### To be done:
**1)** Answer these questions using the article on original music in Brisbane:
(a) How long should an artist's showreel be?
(b) What is the name of the business system the article says should be part of the artist's journey?
(c) How much per show does the article say artists should get comfortable investing in paid promotion?
**2)** Echo the part of the article on original music in Brisbane starting with "If you're an" and going on through "to build better.".
**3)** List every item the article on original music in Brisbane says artists need in their press pack.

------ Excerpted passage

Why It's So Bloody Hard to Be an Original Music Artist in Brisbane
And how we start to fix it....together.....
Let’s not sugarcoat it.
Trying to build a sustainable career as an original music artist in Australia — particularly in Brisbane — can feel like trying to push a grand piano uphill... in thongs... during a drought.
Why?
Because live music venues follow a proven business formula: a tight, energetic covers band will reliably fill the dance floor and drive bar sales more than a brilliant original act playing songs the crowd hasn’t heard before. Thanks to the influence of commercial radio and audience familiarity, recognizable tracks generate faster crowd engagement — and for promoters, that means stronger financial returns and less risk.
Meanwhile, we have a pool of phenomenal artists who can sing, write, produce, perform — yet can’t get 50 people to a show.
So let’s talk about the real reasons behind this broken machine — and the ten-tier strategy we all need to implement if we’re ever going to build a thriving, original live music scene that’s economically and creatively sustainable.
THE HARD TRUTH
The gap is not just talent. Australia has plenty of that.
The real issues?
A lack of professional artist branding and press assets.
Promoters struggling to cultivate consistent audiences for original live music.
Artists resisting marketing themselves through modern tools like paid ads, podcast pitching, and content strategy.
If you're an original artist in Brisbane and feel like you're screaming into the void — you're not imagining it. But the solution isn’t just to yell louder. It’s to build better.
THE 10-TIER STRATEGY TO BUILD A VIBRANT ORIGINAL MUSIC ECOSYSTEM IN BRISBANE
1. Professionalise the Artist Presentation
If you don't have a press pack, you're not ready to be booked.
Artists need:
A high-resolution press image (editorial quality)
A compelling artist bio
A media-ready press release
Spotify & YouTube links
A 60-90 second showreel
Linktree or EPK for easy sharing
Let’s stop normalising underprepared artists asking to headline gigs with nothing but a SoundCloud link.
2. Teach the Business of Music in Real Language
We don’t need more abstract music theory. We need practical, actionable business tools.
The Pushworth Music Means Business(™) system should be part of the artist's journey: branding, audience development, content strategy, pitching, revenue models. You have access to a very real curriculum for the business of being an artist right here.
3. Access Online Hubs for Brisbane Original Music
Collate a database of online hubs for Brisbane Original Music. These are many well curated spaces for:
Upcoming original gigs
Artist features
Venue listings
Playlist drops
Community reviews
Make sure your music brand is across every single one of these spaces.
4. Venue + Artist Partnerships, Not Just Gigs
A venue isn't just a room with speakers. It can be a brand partner.
Artists and venues should collaborate on:
Co-branded event series
Shared marketing plans
Audience data tracking
Stop thinking short-term. Build culture together.
5. Create Micro-Scenes with Niche Playlists and Events
To build a thriving original music culture, consider the curation of scenes instead of showing all genres under the one roof.
Scenes like:
Neo-soul Sundays
Indie Rock Residencies
Hip Hop Rooftop Sessions
Niche first. Scene follows. Culture grows.
6. Pay-to-Play Doesn’t Work. But Pay-to-Grow Might.
Paid ads aren’t evil. They’re tools.
Artists need to get comfortable investing $50–$100 a show in:
IG/Facebook ads for shows
Spotify campaign boosts
Retargeting warm audiences
It’s not selling out. It’s showing up.

------------
------ Information supplied

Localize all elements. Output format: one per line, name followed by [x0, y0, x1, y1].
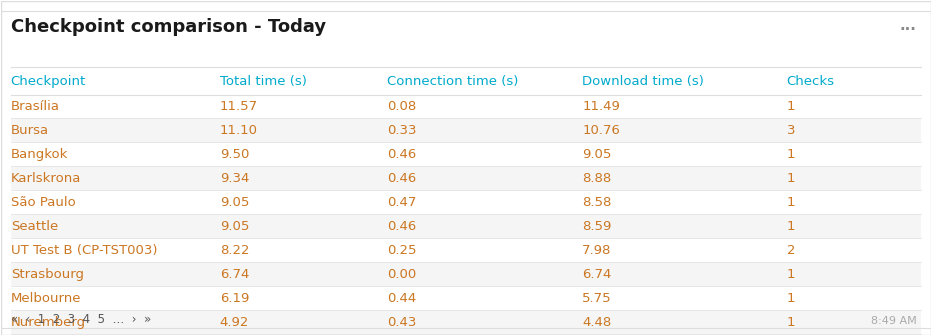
- Text: 4.92: 4.92: [220, 316, 249, 329]
- FancyBboxPatch shape: [10, 143, 922, 166]
- FancyBboxPatch shape: [10, 263, 922, 286]
- Text: 8.58: 8.58: [582, 196, 611, 209]
- FancyBboxPatch shape: [10, 95, 922, 118]
- Text: 1: 1: [787, 268, 795, 281]
- Text: 0.46: 0.46: [387, 148, 417, 161]
- Text: Brasília: Brasília: [10, 100, 60, 113]
- Text: 6.74: 6.74: [220, 268, 249, 281]
- Text: 0.25: 0.25: [387, 244, 417, 257]
- Text: 5.75: 5.75: [582, 292, 611, 305]
- Text: 11.57: 11.57: [220, 100, 258, 113]
- Text: 1: 1: [787, 220, 795, 233]
- Text: 11.49: 11.49: [582, 100, 620, 113]
- Text: 0.43: 0.43: [387, 316, 417, 329]
- Text: 1: 1: [787, 316, 795, 329]
- Text: 0.46: 0.46: [387, 172, 417, 185]
- Text: 0.33: 0.33: [387, 124, 417, 137]
- Text: Melbourne: Melbourne: [10, 292, 81, 305]
- FancyBboxPatch shape: [10, 311, 922, 334]
- Text: Checks: Checks: [787, 75, 834, 88]
- Text: 11.10: 11.10: [220, 124, 258, 137]
- Text: 8.88: 8.88: [582, 172, 611, 185]
- Text: 6.19: 6.19: [220, 292, 249, 305]
- Text: 10.76: 10.76: [582, 124, 620, 137]
- Text: 1: 1: [787, 100, 795, 113]
- FancyBboxPatch shape: [10, 215, 922, 238]
- Text: Connection time (s): Connection time (s): [387, 75, 518, 88]
- Text: 4.48: 4.48: [582, 316, 611, 329]
- Text: UT Test B (CP-TST003): UT Test B (CP-TST003): [10, 244, 158, 257]
- Text: ...: ...: [899, 18, 917, 33]
- Text: 2: 2: [787, 244, 795, 257]
- Text: Strasbourg: Strasbourg: [10, 268, 84, 281]
- FancyBboxPatch shape: [10, 119, 922, 142]
- Text: «  ‹  1  2  3  4  5  …  ›  »: « ‹ 1 2 3 4 5 … › »: [10, 313, 151, 326]
- Text: Seattle: Seattle: [10, 220, 58, 233]
- Text: Karlskrona: Karlskrona: [10, 172, 81, 185]
- Text: 9.34: 9.34: [220, 172, 249, 185]
- Text: Download time (s): Download time (s): [582, 75, 704, 88]
- FancyBboxPatch shape: [10, 287, 922, 310]
- Text: Nuremberg: Nuremberg: [10, 316, 86, 329]
- Text: 8.59: 8.59: [582, 220, 611, 233]
- Text: 8:49 AM: 8:49 AM: [870, 316, 917, 326]
- Text: 9.05: 9.05: [582, 148, 611, 161]
- Text: Bangkok: Bangkok: [10, 148, 68, 161]
- FancyBboxPatch shape: [10, 167, 922, 190]
- Text: São Paulo: São Paulo: [10, 196, 75, 209]
- Text: 0.08: 0.08: [387, 100, 417, 113]
- Text: 9.05: 9.05: [220, 220, 249, 233]
- Text: 0.00: 0.00: [387, 268, 417, 281]
- Text: 3: 3: [787, 124, 795, 137]
- FancyBboxPatch shape: [10, 239, 922, 262]
- Text: Bursa: Bursa: [10, 124, 48, 137]
- Text: 6.74: 6.74: [582, 268, 611, 281]
- Text: 9.50: 9.50: [220, 148, 249, 161]
- Text: 1: 1: [787, 172, 795, 185]
- Text: 1: 1: [787, 148, 795, 161]
- Text: 0.46: 0.46: [387, 220, 417, 233]
- Text: 0.44: 0.44: [387, 292, 417, 305]
- FancyBboxPatch shape: [10, 191, 922, 214]
- Text: 9.05: 9.05: [220, 196, 249, 209]
- Text: 1: 1: [787, 292, 795, 305]
- Text: 7.98: 7.98: [582, 244, 611, 257]
- Text: 8.22: 8.22: [220, 244, 249, 257]
- Text: Checkpoint: Checkpoint: [10, 75, 86, 88]
- Text: Checkpoint comparison - Today: Checkpoint comparison - Today: [10, 18, 326, 36]
- Text: 0.47: 0.47: [387, 196, 417, 209]
- Text: Total time (s): Total time (s): [220, 75, 307, 88]
- Text: 1: 1: [787, 196, 795, 209]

------------

### Final results:
**1)**
(a) 60-90 seconds
(b) The Pushworth Music Means Business(™) system
(c) $50–$100 a show

**2)**
If you're an original artist in Brisbane and feel like you're screaming into the void — you're not imagining it. But the solution isn’t just to yell louder. It’s to build better.

**3)**
- A high-resolution press image (editorial quality)
- A compelling artist bio
- A media-ready press release
- Spotify & YouTube links
- A 60-90 second showreel
- Linktree or EPK for easy sharing